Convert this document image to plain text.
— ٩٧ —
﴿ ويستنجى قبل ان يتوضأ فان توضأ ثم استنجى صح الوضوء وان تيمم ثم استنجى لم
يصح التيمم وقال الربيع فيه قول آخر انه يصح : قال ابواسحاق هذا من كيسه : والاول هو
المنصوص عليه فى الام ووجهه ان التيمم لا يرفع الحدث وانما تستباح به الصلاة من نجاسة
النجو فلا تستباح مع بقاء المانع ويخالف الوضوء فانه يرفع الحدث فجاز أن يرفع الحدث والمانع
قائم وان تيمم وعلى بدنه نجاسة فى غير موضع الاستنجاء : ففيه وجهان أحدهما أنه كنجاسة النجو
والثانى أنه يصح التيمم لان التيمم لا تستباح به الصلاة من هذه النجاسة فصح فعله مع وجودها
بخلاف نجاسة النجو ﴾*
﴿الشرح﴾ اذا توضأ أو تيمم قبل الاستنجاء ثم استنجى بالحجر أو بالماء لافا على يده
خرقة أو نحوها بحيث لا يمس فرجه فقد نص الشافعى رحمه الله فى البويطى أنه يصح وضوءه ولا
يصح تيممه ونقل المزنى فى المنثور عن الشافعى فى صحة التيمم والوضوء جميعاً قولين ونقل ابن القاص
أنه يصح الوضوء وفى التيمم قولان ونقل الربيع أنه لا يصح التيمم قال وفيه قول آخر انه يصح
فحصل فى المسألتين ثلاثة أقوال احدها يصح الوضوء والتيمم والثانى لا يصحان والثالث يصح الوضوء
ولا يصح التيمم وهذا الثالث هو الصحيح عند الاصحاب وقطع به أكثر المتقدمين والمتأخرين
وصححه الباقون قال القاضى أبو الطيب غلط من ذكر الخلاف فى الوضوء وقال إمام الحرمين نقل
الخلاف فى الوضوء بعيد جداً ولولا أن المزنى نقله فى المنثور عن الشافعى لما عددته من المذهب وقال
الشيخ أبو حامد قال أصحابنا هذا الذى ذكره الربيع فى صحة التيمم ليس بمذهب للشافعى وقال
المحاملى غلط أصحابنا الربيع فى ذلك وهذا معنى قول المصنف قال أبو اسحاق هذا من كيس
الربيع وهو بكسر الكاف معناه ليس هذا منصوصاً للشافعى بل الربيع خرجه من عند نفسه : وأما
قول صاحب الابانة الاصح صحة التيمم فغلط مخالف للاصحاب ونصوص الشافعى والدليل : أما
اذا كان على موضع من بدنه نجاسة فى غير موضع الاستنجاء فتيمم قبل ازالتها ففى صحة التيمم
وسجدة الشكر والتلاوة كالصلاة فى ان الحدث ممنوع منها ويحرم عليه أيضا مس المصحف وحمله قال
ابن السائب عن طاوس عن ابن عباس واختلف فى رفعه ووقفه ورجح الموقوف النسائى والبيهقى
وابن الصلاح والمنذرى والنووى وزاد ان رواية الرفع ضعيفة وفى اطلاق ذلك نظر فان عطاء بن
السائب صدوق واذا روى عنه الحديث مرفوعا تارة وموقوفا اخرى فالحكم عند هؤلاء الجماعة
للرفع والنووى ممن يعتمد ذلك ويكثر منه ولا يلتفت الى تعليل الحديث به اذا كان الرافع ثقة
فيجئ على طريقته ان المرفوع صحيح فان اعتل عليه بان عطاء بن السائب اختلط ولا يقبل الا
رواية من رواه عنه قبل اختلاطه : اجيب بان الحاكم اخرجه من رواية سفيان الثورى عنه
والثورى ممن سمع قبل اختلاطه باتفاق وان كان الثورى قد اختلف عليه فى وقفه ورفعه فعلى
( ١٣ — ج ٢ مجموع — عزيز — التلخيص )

* **Given request**
Exactly as they are written, print the entries again.

* **Answer to the task**
Convert this document image to plain text.
— ٩٧ —
﴿ ويستنجى قبل ان يتوضأ فان توضأ ثم استنجى صح الوضوء وان تيمم ثم استنجى لم
يصح التيمم وقال الربيع فيه قول آخر انه يصح : قال ابواسحاق هذا من كيسه : والاول هو
المنصوص عليه فى الام ووجهه ان التيمم لا يرفع الحدث وانما تستباح به الصلاة من نجاسة
النجو فلا تستباح مع بقاء المانع ويخالف الوضوء فانه يرفع الحدث فجاز أن يرفع الحدث والمانع
قائم وان تيمم وعلى بدنه نجاسة فى غير موضع الاستنجاء : ففيه وجهان أحدهما أنه كنجاسة النجو
والثانى أنه يصح التيمم لان التيمم لا تستباح به الصلاة من هذه النجاسة فصح فعله مع وجودها
بخلاف نجاسة النجو ﴾*
﴿الشرح﴾ اذا توضأ أو تيمم قبل الاستنجاء ثم استنجى بالحجر أو بالماء لافا على يده
خرقة أو نحوها بحيث لا يمس فرجه فقد نص الشافعى رحمه الله فى البويطى أنه يصح وضوءه ولا
يصح تيممه ونقل المزنى فى المنثور عن الشافعى فى صحة التيمم والوضوء جميعاً قولين ونقل ابن القاص
أنه يصح الوضوء وفى التيمم قولان ونقل الربيع أنه لا يصح التيمم قال وفيه قول آخر انه يصح
فحصل فى المسألتين ثلاثة أقوال احدها يصح الوضوء والتيمم والثانى لا يصحان والثالث يصح الوضوء
ولا يصح التيمم وهذا الثالث هو الصحيح عند الاصحاب وقطع به أكثر المتقدمين والمتأخرين
وصححه الباقون قال القاضى أبو الطيب غلط من ذكر الخلاف فى الوضوء وقال إمام الحرمين نقل
الخلاف فى الوضوء بعيد جداً ولولا أن المزنى نقله فى المنثور عن الشافعى لما عددته من المذهب وقال
الشيخ أبو حامد قال أصحابنا هذا الذى ذكره الربيع فى صحة التيمم ليس بمذهب للشافعى وقال
المحاملى غلط أصحابنا الربيع فى ذلك وهذا معنى قول المصنف قال أبو اسحاق هذا من كيس
الربيع وهو بكسر الكاف معناه ليس هذا منصوصاً للشافعى بل الربيع خرجه من عند نفسه : وأما
قول صاحب الابانة الاصح صحة التيمم فغلط مخالف للاصحاب ونصوص الشافعى والدليل : أما
اذا كان على موضع من بدنه نجاسة فى غير موضع الاستنجاء فتيمم قبل ازالتها ففى صحة التيمم
وسجدة الشكر والتلاوة كالصلاة فى ان الحدث ممنوع منها ويحرم عليه أيضا مس المصحف وحمله قال
ابن السائب عن طاوس عن ابن عباس واختلف فى رفعه ووقفه ورجح الموقوف النسائى والبيهقى
وابن الصلاح والمنذرى والنووى وزاد ان رواية الرفع ضعيفة وفى اطلاق ذلك نظر فان عطاء بن
السائب صدوق واذا روى عنه الحديث مرفوعا تارة وموقوفا اخرى فالحكم عند هؤلاء الجماعة
للرفع والنووى ممن يعتمد ذلك ويكثر منه ولا يلتفت الى تعليل الحديث به اذا كان الرافع ثقة
فيجئ على طريقته ان المرفوع صحيح فان اعتل عليه بان عطاء بن السائب اختلط ولا يقبل الا
رواية من رواه عنه قبل اختلاطه : اجيب بان الحاكم اخرجه من رواية سفيان الثورى عنه
والثورى ممن سمع قبل اختلاطه باتفاق وان كان الثورى قد اختلف عليه فى وقفه ورفعه فعلى
( ١٣ — ج ٢ مجموع — عزيز — التلخيص )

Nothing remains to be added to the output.